◆ Aim of the task: Which lines hold the word "detached"? Copy each of them from the material.

----------

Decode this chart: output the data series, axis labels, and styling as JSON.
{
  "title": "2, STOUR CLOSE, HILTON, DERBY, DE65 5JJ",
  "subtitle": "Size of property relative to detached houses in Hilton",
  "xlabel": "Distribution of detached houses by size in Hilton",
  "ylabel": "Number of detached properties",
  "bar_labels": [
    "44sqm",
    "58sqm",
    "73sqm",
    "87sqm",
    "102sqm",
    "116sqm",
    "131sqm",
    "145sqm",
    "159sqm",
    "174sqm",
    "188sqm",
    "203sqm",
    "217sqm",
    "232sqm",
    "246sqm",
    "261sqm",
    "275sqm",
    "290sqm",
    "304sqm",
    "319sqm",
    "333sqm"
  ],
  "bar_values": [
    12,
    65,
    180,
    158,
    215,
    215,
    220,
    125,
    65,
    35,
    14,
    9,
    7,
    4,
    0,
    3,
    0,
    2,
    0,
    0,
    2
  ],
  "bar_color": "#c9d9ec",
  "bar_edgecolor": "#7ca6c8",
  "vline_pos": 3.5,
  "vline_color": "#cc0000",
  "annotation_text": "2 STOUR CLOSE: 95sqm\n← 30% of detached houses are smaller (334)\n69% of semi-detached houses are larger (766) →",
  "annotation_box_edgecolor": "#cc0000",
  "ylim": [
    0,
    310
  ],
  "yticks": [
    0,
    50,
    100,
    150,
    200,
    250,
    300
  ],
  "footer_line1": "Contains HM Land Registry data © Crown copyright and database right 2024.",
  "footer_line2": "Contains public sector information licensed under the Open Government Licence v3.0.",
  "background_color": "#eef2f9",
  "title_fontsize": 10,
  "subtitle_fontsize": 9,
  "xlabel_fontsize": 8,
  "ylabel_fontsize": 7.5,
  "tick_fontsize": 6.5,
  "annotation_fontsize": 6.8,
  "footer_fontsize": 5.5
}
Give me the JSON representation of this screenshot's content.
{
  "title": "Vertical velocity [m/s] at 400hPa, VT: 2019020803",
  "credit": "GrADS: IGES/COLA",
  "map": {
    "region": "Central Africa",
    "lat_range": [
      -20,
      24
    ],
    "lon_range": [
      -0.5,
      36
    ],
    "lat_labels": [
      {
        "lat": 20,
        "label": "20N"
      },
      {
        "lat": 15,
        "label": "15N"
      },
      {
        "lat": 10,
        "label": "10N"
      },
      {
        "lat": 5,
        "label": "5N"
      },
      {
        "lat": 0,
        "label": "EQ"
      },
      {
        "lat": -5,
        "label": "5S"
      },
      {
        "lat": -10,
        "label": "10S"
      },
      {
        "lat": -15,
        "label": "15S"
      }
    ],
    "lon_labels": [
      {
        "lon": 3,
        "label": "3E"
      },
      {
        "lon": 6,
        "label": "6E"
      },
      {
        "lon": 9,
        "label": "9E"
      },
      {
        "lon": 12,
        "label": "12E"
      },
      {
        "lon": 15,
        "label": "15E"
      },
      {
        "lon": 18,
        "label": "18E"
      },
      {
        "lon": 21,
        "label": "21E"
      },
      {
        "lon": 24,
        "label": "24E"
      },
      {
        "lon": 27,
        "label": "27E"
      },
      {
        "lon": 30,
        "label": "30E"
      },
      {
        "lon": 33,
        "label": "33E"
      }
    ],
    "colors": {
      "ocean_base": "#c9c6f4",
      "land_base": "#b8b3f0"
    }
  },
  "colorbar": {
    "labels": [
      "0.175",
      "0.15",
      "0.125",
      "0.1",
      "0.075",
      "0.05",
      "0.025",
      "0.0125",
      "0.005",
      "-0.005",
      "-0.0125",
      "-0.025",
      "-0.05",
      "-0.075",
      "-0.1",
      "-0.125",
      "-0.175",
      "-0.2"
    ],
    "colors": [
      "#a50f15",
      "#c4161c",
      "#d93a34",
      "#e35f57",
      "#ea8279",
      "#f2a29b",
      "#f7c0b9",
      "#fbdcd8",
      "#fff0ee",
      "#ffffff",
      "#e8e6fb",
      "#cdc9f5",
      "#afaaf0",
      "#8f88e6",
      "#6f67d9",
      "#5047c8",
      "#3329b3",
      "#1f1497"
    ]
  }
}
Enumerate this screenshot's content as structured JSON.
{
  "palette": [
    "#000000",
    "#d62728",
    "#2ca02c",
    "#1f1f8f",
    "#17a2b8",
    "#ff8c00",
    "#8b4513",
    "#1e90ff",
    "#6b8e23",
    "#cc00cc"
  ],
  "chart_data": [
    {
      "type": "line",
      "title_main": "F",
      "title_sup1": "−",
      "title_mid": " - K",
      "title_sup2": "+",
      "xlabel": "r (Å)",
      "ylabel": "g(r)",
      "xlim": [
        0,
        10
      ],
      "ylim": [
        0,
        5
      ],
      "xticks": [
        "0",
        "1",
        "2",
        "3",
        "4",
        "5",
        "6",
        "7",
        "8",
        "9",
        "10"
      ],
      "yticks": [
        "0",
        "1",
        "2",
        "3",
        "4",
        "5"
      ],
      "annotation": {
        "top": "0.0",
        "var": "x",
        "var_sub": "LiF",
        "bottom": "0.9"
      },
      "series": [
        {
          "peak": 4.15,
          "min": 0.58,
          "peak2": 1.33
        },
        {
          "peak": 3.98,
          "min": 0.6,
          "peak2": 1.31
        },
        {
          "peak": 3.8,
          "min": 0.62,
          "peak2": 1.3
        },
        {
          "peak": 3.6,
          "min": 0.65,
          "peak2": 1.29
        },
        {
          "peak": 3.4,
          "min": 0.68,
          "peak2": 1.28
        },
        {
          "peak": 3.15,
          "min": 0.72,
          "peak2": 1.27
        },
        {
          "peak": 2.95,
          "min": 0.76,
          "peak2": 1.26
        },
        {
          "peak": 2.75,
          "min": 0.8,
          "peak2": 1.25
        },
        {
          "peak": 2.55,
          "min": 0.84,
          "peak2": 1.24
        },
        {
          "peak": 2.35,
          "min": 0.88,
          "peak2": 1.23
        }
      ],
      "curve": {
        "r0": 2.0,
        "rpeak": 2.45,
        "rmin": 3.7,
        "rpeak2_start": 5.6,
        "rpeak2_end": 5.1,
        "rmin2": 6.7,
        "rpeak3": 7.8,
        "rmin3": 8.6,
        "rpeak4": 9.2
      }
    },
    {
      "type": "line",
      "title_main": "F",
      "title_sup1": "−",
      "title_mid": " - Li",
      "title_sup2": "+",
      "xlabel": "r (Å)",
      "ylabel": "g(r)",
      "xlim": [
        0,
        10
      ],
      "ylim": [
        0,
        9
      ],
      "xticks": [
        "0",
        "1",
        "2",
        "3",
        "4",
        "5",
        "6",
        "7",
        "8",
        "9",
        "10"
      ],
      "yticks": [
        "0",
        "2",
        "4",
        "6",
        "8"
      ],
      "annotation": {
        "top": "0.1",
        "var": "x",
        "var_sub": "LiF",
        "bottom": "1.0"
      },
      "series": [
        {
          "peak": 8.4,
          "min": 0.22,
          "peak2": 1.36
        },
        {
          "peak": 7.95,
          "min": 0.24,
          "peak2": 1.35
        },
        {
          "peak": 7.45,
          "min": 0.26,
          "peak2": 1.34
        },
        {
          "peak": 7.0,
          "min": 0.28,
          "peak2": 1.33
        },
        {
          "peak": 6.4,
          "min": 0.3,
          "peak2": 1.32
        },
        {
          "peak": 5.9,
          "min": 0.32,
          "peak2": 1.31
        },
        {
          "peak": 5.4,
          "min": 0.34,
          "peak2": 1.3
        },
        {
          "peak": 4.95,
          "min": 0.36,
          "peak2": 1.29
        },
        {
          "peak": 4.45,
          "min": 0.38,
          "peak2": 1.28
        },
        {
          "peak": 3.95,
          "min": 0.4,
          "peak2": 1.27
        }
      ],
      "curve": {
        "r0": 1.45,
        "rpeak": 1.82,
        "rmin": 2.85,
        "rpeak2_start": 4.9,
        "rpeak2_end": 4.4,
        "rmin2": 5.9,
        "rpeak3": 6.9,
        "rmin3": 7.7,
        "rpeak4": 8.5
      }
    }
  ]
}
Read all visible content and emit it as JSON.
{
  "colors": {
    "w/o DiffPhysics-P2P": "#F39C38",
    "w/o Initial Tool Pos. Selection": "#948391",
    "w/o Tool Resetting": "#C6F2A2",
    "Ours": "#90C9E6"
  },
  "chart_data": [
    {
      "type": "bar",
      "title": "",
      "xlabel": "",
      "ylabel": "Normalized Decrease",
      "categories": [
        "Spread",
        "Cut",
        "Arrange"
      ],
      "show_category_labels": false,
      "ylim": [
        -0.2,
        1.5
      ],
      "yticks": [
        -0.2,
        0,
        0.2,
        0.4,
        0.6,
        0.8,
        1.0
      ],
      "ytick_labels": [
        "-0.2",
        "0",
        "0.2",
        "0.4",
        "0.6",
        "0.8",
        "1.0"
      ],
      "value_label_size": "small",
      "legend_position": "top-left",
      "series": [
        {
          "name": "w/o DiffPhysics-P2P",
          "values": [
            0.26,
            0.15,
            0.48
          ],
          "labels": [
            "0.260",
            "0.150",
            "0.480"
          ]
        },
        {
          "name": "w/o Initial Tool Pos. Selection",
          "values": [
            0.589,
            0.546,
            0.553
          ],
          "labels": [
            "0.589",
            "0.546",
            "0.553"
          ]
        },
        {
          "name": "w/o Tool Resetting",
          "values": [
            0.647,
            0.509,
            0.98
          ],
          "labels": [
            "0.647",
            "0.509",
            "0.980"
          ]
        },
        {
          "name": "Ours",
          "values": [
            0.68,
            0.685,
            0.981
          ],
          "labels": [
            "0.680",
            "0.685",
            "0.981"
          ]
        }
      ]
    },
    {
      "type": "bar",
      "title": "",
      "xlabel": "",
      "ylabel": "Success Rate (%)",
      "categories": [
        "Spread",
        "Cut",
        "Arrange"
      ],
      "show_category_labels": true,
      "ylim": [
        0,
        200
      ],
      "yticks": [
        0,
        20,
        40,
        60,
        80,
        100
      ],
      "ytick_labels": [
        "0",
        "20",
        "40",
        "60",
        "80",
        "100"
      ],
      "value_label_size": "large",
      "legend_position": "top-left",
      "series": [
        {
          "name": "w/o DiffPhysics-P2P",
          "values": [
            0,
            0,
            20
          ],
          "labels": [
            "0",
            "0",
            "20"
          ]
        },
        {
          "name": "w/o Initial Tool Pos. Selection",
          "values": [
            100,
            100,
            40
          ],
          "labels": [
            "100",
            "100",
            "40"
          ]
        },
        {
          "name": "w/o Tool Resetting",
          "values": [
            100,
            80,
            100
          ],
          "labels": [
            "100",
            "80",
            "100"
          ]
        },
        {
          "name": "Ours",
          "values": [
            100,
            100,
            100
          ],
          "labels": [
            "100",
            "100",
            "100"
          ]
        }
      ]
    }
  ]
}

----------

◆ Solution:
  "subtitle": "Size of property relative to detached houses in Hilton",
  "xlabel": "Distribution of detached houses by size in Hilton",
  "ylabel": "Number of detached properties",
  "annotation_text": "2 STOUR CLOSE: 95sqm\n← 30% of detached houses are smaller (334)\n69% of semi-detached houses are larger (766) →",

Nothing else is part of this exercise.